> **WHAT NEEDS TO BE DONE**
Retype each of the following lines without changing a single character.

Source data:
----------------

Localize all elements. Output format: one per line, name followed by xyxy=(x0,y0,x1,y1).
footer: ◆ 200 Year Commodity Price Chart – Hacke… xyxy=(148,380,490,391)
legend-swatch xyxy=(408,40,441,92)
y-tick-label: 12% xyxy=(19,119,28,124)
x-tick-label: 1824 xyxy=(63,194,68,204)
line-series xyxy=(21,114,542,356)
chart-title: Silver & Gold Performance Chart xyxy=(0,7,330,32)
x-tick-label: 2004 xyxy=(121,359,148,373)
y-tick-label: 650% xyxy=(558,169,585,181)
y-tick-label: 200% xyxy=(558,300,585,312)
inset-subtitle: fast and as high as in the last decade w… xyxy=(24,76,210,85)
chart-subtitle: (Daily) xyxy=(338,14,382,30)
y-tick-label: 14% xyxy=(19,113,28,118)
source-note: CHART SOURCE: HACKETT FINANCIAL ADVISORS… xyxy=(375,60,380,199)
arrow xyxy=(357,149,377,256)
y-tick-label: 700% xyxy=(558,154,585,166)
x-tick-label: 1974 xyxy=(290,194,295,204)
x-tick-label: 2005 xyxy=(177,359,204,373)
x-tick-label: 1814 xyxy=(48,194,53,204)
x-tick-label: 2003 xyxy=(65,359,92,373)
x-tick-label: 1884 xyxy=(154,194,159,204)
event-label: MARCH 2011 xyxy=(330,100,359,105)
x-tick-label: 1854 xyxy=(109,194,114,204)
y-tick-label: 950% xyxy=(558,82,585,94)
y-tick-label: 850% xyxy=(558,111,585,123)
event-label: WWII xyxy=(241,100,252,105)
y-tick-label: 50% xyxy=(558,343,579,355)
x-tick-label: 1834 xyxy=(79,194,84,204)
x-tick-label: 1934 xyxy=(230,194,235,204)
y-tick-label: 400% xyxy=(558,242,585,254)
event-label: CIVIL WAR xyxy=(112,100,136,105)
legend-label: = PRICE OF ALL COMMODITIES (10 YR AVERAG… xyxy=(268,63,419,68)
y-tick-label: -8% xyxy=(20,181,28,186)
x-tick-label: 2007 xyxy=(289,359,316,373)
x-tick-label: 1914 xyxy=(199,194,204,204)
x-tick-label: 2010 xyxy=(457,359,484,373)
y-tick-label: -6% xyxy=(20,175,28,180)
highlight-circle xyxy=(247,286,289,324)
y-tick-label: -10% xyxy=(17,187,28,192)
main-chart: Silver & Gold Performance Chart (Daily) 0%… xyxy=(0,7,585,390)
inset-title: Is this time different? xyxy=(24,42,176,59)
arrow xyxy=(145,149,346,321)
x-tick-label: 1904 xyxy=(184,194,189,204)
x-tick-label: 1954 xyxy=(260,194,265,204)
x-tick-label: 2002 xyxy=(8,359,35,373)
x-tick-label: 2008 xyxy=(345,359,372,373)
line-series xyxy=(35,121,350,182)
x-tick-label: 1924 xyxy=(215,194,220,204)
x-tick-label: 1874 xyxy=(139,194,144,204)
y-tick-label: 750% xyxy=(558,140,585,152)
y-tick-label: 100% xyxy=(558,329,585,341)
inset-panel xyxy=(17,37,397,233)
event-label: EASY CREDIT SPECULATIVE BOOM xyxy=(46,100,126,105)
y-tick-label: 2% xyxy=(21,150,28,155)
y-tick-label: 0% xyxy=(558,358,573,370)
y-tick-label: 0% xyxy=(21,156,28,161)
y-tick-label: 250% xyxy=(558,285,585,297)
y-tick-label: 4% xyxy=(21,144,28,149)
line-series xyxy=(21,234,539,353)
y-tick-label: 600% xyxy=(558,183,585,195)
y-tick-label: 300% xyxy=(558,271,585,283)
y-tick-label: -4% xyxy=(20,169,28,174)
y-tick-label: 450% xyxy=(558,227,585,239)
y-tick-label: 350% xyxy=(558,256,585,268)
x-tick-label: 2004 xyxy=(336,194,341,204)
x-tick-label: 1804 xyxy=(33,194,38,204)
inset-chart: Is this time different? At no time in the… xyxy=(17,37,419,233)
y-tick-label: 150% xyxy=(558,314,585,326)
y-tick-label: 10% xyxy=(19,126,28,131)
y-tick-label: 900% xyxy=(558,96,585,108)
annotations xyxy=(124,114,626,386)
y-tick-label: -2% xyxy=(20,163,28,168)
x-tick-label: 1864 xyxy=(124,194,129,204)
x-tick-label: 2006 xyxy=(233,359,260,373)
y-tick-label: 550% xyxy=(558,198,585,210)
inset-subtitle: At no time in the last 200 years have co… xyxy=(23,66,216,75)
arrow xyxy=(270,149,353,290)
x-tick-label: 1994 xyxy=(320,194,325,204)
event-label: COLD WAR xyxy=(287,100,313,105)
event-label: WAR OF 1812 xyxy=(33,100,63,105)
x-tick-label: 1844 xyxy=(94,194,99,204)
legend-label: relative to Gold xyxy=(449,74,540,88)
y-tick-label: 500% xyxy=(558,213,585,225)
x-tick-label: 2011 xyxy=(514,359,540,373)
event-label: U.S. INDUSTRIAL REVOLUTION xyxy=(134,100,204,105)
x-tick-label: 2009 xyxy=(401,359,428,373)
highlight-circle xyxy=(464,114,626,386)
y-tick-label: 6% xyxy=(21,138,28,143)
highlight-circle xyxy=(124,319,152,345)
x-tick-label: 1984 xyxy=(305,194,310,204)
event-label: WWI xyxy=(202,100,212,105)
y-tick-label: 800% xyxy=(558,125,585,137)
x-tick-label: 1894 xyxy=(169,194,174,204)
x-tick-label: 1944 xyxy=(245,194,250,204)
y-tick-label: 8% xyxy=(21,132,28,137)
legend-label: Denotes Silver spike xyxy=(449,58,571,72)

----------------

> **RESPONSE BELOW**
Localize all elements. Output format: one per line, name followed by xyxy=(x0,y0,x1,y1).
footer: ◆ 200 Year Commodity Price Chart – Hacke… xyxy=(148,380,490,391)
legend-swatch xyxy=(408,40,441,92)
y-tick-label: 12% xyxy=(19,119,28,124)
x-tick-label: 1824 xyxy=(63,194,68,204)
line-series xyxy=(21,114,542,356)
chart-title: Silver & Gold Performance Chart xyxy=(0,7,330,32)
x-tick-label: 2004 xyxy=(121,359,148,373)
y-tick-label: 650% xyxy=(558,169,585,181)
y-tick-label: 200% xyxy=(558,300,585,312)
inset-subtitle: fast and as high as in the last decade w… xyxy=(24,76,210,85)
chart-subtitle: (Daily) xyxy=(338,14,382,30)
y-tick-label: 14% xyxy=(19,113,28,118)
source-note: CHART SOURCE: HACKETT FINANCIAL ADVISORS… xyxy=(375,60,380,199)
arrow xyxy=(357,149,377,256)
y-tick-label: 700% xyxy=(558,154,585,166)
x-tick-label: 1974 xyxy=(290,194,295,204)
x-tick-label: 2005 xyxy=(177,359,204,373)
x-tick-label: 1814 xyxy=(48,194,53,204)
x-tick-label: 2003 xyxy=(65,359,92,373)
x-tick-label: 1884 xyxy=(154,194,159,204)
event-label: MARCH 2011 xyxy=(330,100,359,105)
x-tick-label: 1854 xyxy=(109,194,114,204)
y-tick-label: 950% xyxy=(558,82,585,94)
y-tick-label: 850% xyxy=(558,111,585,123)
event-label: WWII xyxy=(241,100,252,105)
y-tick-label: 50% xyxy=(558,343,579,355)
x-tick-label: 1834 xyxy=(79,194,84,204)
x-tick-label: 1934 xyxy=(230,194,235,204)
y-tick-label: 400% xyxy=(558,242,585,254)
event-label: CIVIL WAR xyxy=(112,100,136,105)
legend-label: = PRICE OF ALL COMMODITIES (10 YR AVERAG… xyxy=(268,63,419,68)
y-tick-label: -8% xyxy=(20,181,28,186)
x-tick-label: 2007 xyxy=(289,359,316,373)
x-tick-label: 1914 xyxy=(199,194,204,204)
x-tick-label: 2010 xyxy=(457,359,484,373)
y-tick-label: -6% xyxy=(20,175,28,180)
highlight-circle xyxy=(247,286,289,324)
y-tick-label: -10% xyxy=(17,187,28,192)
main-chart: Silver & Gold Performance Chart (Daily) 0%… xyxy=(0,7,585,390)
inset-title: Is this time different? xyxy=(24,42,176,59)
arrow xyxy=(145,149,346,321)
x-tick-label: 1904 xyxy=(184,194,189,204)
x-tick-label: 1954 xyxy=(260,194,265,204)
x-tick-label: 2002 xyxy=(8,359,35,373)
x-tick-label: 2008 xyxy=(345,359,372,373)
line-series xyxy=(35,121,350,182)
x-tick-label: 1924 xyxy=(215,194,220,204)
x-tick-label: 1874 xyxy=(139,194,144,204)
y-tick-label: 750% xyxy=(558,140,585,152)
y-tick-label: 100% xyxy=(558,329,585,341)
inset-panel xyxy=(17,37,397,233)
event-label: EASY CREDIT SPECULATIVE BOOM xyxy=(46,100,126,105)
y-tick-label: 2% xyxy=(21,150,28,155)
y-tick-label: 0% xyxy=(558,358,573,370)
y-tick-label: 0% xyxy=(21,156,28,161)
y-tick-label: 250% xyxy=(558,285,585,297)
y-tick-label: 4% xyxy=(21,144,28,149)
line-series xyxy=(21,234,539,353)
y-tick-label: 600% xyxy=(558,183,585,195)
y-tick-label: 300% xyxy=(558,271,585,283)
y-tick-label: -4% xyxy=(20,169,28,174)
y-tick-label: 450% xyxy=(558,227,585,239)
y-tick-label: 350% xyxy=(558,256,585,268)
x-tick-label: 2004 xyxy=(336,194,341,204)
x-tick-label: 1804 xyxy=(33,194,38,204)
inset-chart: Is this time different? At no time in the… xyxy=(17,37,419,233)
y-tick-label: 150% xyxy=(558,314,585,326)
y-tick-label: 10% xyxy=(19,126,28,131)
y-tick-label: 900% xyxy=(558,96,585,108)
annotations xyxy=(124,114,626,386)
y-tick-label: -2% xyxy=(20,163,28,168)
x-tick-label: 1864 xyxy=(124,194,129,204)
x-tick-label: 2006 xyxy=(233,359,260,373)
y-tick-label: 550% xyxy=(558,198,585,210)
inset-subtitle: At no time in the last 200 years have co… xyxy=(23,66,216,75)
arrow xyxy=(270,149,353,290)
x-tick-label: 1994 xyxy=(320,194,325,204)
event-label: COLD WAR xyxy=(287,100,313,105)
event-label: WAR OF 1812 xyxy=(33,100,63,105)
x-tick-label: 1844 xyxy=(94,194,99,204)
legend-label: relative to Gold xyxy=(449,74,540,88)
y-tick-label: 500% xyxy=(558,213,585,225)
x-tick-label: 2011 xyxy=(514,359,540,373)
event-label: U.S. INDUSTRIAL REVOLUTION xyxy=(134,100,204,105)
x-tick-label: 2009 xyxy=(401,359,428,373)
highlight-circle xyxy=(464,114,626,386)
y-tick-label: 6% xyxy=(21,138,28,143)
highlight-circle xyxy=(124,319,152,345)
x-tick-label: 1984 xyxy=(305,194,310,204)
event-label: WWI xyxy=(202,100,212,105)
y-tick-label: 800% xyxy=(558,125,585,137)
x-tick-label: 1894 xyxy=(169,194,174,204)
x-tick-label: 1944 xyxy=(245,194,250,204)
y-tick-label: 8% xyxy=(21,132,28,137)
legend-label: Denotes Silver spike xyxy=(449,58,571,72)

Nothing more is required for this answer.